What you need to do: Scan the data for lines with "looking" and report the count by itself.

Data records:
——
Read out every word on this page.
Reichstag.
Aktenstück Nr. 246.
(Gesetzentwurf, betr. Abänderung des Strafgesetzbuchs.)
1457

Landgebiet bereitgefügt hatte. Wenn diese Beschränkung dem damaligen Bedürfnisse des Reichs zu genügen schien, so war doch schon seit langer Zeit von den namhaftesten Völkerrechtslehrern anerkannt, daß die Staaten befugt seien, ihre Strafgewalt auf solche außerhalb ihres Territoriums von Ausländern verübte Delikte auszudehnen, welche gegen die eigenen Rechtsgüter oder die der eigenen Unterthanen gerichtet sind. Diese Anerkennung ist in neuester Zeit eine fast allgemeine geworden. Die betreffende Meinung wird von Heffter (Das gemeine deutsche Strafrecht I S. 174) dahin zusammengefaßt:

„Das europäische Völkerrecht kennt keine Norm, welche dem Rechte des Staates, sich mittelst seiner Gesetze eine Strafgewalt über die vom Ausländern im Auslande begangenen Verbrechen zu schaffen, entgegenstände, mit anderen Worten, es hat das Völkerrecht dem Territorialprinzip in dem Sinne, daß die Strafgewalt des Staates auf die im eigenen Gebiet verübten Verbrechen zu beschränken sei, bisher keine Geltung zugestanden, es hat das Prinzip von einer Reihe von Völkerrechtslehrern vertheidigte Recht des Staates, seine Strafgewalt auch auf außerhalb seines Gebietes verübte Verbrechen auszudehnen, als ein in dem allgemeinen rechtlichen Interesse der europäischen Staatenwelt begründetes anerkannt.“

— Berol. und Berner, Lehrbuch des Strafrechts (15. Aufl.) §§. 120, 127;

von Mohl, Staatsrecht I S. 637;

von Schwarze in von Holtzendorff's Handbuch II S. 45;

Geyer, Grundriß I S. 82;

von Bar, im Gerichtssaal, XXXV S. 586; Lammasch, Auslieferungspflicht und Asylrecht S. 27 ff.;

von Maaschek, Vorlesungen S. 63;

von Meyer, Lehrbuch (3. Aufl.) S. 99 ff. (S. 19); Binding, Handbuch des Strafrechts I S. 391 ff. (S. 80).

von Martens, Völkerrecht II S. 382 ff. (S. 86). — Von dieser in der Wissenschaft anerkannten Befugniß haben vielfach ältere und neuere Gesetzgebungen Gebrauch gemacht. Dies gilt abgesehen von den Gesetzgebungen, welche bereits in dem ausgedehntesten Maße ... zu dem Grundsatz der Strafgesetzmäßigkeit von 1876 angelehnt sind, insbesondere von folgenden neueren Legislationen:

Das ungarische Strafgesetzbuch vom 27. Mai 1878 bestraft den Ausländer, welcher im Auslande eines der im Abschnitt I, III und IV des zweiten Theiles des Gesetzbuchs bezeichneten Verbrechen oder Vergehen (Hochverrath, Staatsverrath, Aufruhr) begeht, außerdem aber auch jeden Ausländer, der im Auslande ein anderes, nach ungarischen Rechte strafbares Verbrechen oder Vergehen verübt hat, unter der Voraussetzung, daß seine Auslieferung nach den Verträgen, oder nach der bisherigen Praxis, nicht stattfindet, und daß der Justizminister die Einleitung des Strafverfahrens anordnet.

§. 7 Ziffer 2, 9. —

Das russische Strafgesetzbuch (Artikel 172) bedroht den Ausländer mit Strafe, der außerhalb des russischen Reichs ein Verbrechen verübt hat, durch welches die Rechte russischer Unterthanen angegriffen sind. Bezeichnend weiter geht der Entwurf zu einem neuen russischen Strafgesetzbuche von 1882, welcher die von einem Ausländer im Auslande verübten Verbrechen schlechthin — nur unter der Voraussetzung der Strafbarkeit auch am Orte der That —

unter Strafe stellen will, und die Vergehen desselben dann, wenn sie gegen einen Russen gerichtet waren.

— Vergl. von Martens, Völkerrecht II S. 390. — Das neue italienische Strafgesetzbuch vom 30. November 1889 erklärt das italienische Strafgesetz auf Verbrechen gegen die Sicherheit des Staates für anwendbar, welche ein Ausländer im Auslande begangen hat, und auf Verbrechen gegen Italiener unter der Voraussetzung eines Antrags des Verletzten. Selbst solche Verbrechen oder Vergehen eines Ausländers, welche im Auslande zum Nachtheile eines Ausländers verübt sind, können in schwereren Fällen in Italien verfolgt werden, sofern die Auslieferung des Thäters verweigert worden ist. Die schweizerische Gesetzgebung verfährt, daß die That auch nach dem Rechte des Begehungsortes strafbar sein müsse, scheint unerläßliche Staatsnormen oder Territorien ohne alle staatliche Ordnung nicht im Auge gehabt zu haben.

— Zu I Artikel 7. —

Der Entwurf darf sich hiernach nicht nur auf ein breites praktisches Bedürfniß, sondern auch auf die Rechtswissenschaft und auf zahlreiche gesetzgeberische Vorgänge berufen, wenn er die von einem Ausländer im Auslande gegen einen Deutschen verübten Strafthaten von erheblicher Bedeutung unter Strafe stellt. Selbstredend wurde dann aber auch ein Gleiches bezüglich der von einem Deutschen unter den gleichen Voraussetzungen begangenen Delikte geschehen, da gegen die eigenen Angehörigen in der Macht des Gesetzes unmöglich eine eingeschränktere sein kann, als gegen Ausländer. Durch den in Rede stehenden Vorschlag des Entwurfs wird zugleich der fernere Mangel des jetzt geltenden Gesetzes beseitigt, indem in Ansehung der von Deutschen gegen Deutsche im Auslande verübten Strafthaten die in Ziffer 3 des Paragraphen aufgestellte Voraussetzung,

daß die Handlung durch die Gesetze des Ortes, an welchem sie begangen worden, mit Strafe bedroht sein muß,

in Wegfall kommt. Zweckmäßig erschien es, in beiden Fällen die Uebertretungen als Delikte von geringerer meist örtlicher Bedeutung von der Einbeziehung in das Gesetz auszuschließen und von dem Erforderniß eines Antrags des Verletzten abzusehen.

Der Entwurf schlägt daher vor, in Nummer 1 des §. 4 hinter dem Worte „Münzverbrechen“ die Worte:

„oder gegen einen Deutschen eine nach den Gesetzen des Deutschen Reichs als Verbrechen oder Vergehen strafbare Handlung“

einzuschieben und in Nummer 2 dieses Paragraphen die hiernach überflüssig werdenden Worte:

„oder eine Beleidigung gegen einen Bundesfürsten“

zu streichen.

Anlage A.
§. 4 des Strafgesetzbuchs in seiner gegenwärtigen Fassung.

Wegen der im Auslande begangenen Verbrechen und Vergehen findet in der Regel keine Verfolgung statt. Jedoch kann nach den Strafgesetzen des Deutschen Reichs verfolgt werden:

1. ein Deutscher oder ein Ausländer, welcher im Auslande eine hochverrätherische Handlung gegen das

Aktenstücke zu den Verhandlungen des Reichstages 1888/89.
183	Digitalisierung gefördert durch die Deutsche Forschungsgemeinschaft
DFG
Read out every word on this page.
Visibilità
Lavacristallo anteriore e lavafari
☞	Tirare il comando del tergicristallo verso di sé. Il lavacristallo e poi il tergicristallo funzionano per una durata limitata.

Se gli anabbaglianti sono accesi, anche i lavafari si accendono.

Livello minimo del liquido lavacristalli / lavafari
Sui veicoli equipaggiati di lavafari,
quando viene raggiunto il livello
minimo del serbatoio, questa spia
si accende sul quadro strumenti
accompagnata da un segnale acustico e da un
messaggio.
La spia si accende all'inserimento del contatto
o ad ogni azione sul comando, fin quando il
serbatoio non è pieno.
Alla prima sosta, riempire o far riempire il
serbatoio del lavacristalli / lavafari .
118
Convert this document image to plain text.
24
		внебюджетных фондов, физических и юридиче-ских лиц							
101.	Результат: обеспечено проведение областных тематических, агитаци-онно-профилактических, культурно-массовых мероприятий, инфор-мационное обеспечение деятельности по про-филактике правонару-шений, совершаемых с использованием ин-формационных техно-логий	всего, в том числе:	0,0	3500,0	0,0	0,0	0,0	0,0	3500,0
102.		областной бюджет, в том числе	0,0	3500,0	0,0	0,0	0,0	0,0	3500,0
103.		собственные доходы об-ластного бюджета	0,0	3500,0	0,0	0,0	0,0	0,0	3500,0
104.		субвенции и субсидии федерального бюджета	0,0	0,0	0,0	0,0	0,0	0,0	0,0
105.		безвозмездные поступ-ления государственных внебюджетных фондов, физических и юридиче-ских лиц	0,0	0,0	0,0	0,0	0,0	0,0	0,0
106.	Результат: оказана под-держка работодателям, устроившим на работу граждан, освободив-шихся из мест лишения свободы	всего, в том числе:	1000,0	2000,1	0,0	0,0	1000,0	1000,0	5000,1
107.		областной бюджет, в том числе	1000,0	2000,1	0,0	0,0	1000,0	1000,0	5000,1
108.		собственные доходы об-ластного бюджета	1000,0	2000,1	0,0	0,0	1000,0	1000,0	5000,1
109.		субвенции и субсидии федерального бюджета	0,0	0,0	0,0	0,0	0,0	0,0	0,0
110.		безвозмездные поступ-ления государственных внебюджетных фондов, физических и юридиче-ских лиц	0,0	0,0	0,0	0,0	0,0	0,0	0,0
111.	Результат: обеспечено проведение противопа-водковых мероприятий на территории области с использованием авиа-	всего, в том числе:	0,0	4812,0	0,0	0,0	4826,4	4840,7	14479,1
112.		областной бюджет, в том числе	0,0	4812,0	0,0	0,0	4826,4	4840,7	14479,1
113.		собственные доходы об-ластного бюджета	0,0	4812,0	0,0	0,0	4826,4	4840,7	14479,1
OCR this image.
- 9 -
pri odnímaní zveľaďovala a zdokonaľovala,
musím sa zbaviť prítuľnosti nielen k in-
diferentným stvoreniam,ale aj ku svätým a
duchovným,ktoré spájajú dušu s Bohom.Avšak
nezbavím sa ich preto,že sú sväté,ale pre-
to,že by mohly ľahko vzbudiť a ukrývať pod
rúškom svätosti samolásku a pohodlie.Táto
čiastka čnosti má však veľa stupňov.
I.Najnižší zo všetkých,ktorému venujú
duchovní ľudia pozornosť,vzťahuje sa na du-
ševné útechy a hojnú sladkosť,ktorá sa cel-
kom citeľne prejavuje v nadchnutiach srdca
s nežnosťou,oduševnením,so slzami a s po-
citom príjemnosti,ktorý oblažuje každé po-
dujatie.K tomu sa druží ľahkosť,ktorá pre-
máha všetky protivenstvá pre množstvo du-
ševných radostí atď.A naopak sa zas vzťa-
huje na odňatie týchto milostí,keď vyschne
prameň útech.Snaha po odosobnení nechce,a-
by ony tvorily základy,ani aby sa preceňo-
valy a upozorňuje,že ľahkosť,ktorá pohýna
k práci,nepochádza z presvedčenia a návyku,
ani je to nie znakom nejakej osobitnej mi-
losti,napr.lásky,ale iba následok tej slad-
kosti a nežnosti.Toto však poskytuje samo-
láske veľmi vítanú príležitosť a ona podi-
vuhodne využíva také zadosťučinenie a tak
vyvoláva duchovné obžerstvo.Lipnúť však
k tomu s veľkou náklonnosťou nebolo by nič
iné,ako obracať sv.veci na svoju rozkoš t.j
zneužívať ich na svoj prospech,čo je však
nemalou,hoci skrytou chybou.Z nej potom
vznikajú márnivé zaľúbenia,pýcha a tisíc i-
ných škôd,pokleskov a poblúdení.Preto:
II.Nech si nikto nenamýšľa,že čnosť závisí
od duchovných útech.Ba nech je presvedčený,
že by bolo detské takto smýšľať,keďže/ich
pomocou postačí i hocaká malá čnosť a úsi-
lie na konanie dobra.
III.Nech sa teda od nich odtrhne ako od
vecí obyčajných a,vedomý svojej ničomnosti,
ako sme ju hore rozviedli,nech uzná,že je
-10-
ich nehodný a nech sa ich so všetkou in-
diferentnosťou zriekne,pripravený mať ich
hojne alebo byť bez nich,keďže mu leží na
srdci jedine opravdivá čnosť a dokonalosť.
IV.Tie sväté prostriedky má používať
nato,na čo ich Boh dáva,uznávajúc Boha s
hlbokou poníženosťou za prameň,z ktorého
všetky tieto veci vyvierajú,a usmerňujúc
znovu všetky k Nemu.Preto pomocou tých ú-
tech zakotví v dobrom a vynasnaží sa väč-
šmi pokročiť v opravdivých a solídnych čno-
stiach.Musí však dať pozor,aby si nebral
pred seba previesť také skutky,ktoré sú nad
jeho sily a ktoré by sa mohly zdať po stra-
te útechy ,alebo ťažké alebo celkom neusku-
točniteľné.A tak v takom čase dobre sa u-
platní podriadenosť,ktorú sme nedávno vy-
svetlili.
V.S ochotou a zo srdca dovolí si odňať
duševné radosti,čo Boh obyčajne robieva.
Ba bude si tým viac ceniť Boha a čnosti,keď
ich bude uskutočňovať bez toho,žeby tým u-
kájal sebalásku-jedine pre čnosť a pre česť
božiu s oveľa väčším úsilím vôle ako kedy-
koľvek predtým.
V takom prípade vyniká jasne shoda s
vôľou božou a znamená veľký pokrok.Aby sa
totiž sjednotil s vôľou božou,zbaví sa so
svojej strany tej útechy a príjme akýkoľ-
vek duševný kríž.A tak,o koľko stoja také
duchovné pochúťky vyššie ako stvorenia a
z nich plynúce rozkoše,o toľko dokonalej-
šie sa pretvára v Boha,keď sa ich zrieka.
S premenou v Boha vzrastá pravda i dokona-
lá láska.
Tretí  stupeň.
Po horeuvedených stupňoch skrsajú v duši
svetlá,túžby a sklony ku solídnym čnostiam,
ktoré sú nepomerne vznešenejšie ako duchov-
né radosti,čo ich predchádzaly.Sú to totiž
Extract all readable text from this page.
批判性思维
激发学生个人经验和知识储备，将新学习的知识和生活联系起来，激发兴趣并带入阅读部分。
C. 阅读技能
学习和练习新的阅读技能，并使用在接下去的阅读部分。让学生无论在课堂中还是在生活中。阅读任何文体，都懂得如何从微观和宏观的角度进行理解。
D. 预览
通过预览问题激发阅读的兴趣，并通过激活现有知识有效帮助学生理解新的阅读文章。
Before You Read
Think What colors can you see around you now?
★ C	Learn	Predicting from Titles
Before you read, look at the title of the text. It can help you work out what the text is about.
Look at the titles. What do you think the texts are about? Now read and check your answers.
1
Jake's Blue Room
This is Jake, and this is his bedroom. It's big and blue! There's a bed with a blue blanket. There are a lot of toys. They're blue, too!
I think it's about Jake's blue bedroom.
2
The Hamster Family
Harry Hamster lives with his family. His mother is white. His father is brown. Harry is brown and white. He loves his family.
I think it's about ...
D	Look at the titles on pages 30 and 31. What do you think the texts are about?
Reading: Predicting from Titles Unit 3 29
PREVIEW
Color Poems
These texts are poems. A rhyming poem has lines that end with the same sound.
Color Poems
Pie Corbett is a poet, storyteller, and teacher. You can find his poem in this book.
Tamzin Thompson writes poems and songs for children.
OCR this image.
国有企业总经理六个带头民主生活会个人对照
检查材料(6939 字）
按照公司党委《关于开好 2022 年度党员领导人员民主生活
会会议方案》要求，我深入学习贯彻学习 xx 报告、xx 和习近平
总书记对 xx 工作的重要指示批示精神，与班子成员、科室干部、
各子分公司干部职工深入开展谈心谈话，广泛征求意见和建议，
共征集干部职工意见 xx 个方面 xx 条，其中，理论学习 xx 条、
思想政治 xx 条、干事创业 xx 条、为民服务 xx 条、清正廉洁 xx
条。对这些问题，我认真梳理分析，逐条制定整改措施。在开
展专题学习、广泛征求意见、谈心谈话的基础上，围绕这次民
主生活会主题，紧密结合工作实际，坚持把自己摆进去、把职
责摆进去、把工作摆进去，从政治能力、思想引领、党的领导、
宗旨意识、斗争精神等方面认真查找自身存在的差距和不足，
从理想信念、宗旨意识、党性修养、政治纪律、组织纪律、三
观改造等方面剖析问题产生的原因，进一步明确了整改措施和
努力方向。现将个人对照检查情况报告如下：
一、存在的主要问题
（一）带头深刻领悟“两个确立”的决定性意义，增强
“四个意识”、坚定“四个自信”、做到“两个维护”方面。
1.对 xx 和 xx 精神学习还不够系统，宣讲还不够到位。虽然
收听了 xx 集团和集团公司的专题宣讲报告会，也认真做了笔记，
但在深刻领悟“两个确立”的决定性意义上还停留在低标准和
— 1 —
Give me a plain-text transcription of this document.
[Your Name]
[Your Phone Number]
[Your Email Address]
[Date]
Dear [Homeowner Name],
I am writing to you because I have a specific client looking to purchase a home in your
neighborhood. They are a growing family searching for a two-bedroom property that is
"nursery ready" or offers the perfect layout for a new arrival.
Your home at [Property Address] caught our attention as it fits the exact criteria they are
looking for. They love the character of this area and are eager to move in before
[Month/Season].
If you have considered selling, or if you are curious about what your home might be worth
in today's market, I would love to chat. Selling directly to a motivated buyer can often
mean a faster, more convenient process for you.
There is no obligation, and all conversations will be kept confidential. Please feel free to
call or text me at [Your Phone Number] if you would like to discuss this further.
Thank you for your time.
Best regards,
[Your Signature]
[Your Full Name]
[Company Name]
——
Task solution: 2